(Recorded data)
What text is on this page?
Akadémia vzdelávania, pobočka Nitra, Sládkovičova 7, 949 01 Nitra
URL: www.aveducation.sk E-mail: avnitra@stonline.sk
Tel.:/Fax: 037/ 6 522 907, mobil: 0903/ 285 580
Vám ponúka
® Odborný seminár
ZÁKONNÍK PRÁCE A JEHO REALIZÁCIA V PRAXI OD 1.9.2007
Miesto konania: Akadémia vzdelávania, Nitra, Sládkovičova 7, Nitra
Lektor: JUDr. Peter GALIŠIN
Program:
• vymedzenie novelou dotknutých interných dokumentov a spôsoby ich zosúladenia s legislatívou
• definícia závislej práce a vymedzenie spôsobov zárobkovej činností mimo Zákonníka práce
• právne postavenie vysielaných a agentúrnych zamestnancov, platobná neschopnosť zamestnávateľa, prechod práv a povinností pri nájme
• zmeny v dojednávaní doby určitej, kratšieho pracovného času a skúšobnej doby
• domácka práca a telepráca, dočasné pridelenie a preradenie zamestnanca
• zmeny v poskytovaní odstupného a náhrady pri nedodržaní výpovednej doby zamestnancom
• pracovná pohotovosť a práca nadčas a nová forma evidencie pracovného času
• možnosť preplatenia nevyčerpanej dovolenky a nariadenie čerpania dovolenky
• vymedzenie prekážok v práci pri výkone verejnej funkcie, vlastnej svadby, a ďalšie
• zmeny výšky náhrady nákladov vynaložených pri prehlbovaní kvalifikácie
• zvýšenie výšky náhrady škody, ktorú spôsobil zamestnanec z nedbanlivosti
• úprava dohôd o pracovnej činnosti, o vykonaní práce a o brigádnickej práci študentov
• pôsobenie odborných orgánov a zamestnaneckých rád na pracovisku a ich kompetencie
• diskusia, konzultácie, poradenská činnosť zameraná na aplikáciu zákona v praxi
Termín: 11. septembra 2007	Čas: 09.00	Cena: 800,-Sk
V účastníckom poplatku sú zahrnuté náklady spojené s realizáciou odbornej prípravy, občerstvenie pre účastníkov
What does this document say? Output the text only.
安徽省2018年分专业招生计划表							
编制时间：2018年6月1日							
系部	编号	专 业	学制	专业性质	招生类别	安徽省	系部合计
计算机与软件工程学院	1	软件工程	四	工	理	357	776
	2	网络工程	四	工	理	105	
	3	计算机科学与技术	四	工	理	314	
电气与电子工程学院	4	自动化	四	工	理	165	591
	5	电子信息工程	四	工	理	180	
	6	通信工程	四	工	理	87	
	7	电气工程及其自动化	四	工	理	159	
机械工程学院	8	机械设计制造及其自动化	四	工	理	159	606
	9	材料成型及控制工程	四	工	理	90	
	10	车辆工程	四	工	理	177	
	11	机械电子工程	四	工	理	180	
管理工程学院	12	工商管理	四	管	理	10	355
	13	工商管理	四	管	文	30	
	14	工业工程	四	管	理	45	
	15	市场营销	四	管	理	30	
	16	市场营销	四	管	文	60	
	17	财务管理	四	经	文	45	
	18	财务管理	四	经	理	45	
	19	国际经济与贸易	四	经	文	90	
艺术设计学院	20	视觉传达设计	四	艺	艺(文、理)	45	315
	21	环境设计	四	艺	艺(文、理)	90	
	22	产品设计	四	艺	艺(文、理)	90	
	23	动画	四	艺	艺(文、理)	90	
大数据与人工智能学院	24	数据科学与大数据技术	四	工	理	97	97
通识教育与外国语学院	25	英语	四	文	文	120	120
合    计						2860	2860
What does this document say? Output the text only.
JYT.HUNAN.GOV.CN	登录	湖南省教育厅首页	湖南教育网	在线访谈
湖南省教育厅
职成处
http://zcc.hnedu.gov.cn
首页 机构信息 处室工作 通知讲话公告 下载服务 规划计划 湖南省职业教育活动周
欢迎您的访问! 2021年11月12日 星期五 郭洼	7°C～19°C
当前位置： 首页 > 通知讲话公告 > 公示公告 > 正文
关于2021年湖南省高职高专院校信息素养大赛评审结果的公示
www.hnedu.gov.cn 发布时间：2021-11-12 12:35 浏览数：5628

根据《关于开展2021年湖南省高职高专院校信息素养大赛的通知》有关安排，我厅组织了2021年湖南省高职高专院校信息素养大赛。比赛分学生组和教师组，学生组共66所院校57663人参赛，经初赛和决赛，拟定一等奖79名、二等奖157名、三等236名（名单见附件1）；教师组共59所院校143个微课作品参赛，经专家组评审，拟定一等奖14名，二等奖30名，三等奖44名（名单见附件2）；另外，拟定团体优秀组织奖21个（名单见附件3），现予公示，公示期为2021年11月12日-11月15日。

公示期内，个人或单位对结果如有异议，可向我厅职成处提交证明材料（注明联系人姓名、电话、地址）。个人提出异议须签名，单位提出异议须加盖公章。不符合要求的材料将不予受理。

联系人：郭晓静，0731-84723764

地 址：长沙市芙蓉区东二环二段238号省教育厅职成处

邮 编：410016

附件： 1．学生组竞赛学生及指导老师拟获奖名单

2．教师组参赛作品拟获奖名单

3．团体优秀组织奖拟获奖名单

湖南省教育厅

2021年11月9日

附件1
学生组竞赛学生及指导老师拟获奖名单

** Task description **
Repeat the data precisely, line by line.

** Result **
What text is on this page?
Akadémia vzdelávania, pobočka Nitra, Sládkovičova 7, 949 01 Nitra
URL: www.aveducation.sk E-mail: avnitra@stonline.sk
Tel.:/Fax: 037/ 6 522 907, mobil: 0903/ 285 580
Vám ponúka
® Odborný seminár
ZÁKONNÍK PRÁCE A JEHO REALIZÁCIA V PRAXI OD 1.9.2007
Miesto konania: Akadémia vzdelávania, Nitra, Sládkovičova 7, Nitra
Lektor: JUDr. Peter GALIŠIN
Program:
• vymedzenie novelou dotknutých interných dokumentov a spôsoby ich zosúladenia s legislatívou
• definícia závislej práce a vymedzenie spôsobov zárobkovej činností mimo Zákonníka práce
• právne postavenie vysielaných a agentúrnych zamestnancov, platobná neschopnosť zamestnávateľa, prechod práv a povinností pri nájme
• zmeny v dojednávaní doby určitej, kratšieho pracovného času a skúšobnej doby
• domácka práca a telepráca, dočasné pridelenie a preradenie zamestnanca
• zmeny v poskytovaní odstupného a náhrady pri nedodržaní výpovednej doby zamestnancom
• pracovná pohotovosť a práca nadčas a nová forma evidencie pracovného času
• možnosť preplatenia nevyčerpanej dovolenky a nariadenie čerpania dovolenky
• vymedzenie prekážok v práci pri výkone verejnej funkcie, vlastnej svadby, a ďalšie
• zmeny výšky náhrady nákladov vynaložených pri prehlbovaní kvalifikácie
• zvýšenie výšky náhrady škody, ktorú spôsobil zamestnanec z nedbanlivosti
• úprava dohôd o pracovnej činnosti, o vykonaní práce a o brigádnickej práci študentov
• pôsobenie odborných orgánov a zamestnaneckých rád na pracovisku a ich kompetencie
• diskusia, konzultácie, poradenská činnosť zameraná na aplikáciu zákona v praxi
Termín: 11. septembra 2007	Čas: 09.00	Cena: 800,-Sk
V účastníckom poplatku sú zahrnuté náklady spojené s realizáciou odbornej prípravy, občerstvenie pre účastníkov
What does this document say? Output the text only.
安徽省2018年分专业招生计划表							
编制时间：2018年6月1日							
系部	编号	专 业	学制	专业性质	招生类别	安徽省	系部合计
计算机与软件工程学院	1	软件工程	四	工	理	357	776
	2	网络工程	四	工	理	105	
	3	计算机科学与技术	四	工	理	314	
电气与电子工程学院	4	自动化	四	工	理	165	591
	5	电子信息工程	四	工	理	180	
	6	通信工程	四	工	理	87	
	7	电气工程及其自动化	四	工	理	159	
机械工程学院	8	机械设计制造及其自动化	四	工	理	159	606
	9	材料成型及控制工程	四	工	理	90	
	10	车辆工程	四	工	理	177	
	11	机械电子工程	四	工	理	180	
管理工程学院	12	工商管理	四	管	理	10	355
	13	工商管理	四	管	文	30	
	14	工业工程	四	管	理	45	
	15	市场营销	四	管	理	30	
	16	市场营销	四	管	文	60	
	17	财务管理	四	经	文	45	
	18	财务管理	四	经	理	45	
	19	国际经济与贸易	四	经	文	90	
艺术设计学院	20	视觉传达设计	四	艺	艺(文、理)	45	315
	21	环境设计	四	艺	艺(文、理)	90	
	22	产品设计	四	艺	艺(文、理)	90	
	23	动画	四	艺	艺(文、理)	90	
大数据与人工智能学院	24	数据科学与大数据技术	四	工	理	97	97
通识教育与外国语学院	25	英语	四	文	文	120	120
合    计						2860	2860
What does this document say? Output the text only.
JYT.HUNAN.GOV.CN	登录	湖南省教育厅首页	湖南教育网	在线访谈
湖南省教育厅
职成处
http://zcc.hnedu.gov.cn
首页 机构信息 处室工作 通知讲话公告 下载服务 规划计划 湖南省职业教育活动周
欢迎您的访问! 2021年11月12日 星期五 郭洼	7°C～19°C
当前位置： 首页 > 通知讲话公告 > 公示公告 > 正文
关于2021年湖南省高职高专院校信息素养大赛评审结果的公示
www.hnedu.gov.cn 发布时间：2021-11-12 12:35 浏览数：5628

根据《关于开展2021年湖南省高职高专院校信息素养大赛的通知》有关安排，我厅组织了2021年湖南省高职高专院校信息素养大赛。比赛分学生组和教师组，学生组共66所院校57663人参赛，经初赛和决赛，拟定一等奖79名、二等奖157名、三等236名（名单见附件1）；教师组共59所院校143个微课作品参赛，经专家组评审，拟定一等奖14名，二等奖30名，三等奖44名（名单见附件2）；另外，拟定团体优秀组织奖21个（名单见附件3），现予公示，公示期为2021年11月12日-11月15日。

公示期内，个人或单位对结果如有异议，可向我厅职成处提交证明材料（注明联系人姓名、电话、地址）。个人提出异议须签名，单位提出异议须加盖公章。不符合要求的材料将不予受理。

联系人：郭晓静，0731-84723764

地 址：长沙市芙蓉区东二环二段238号省教育厅职成处

邮 编：410016

附件： 1．学生组竞赛学生及指导老师拟获奖名单

2．教师组参赛作品拟获奖名单

3．团体优秀组织奖拟获奖名单

湖南省教育厅

2021年11月9日

附件1
学生组竞赛学生及指导老师拟获奖名单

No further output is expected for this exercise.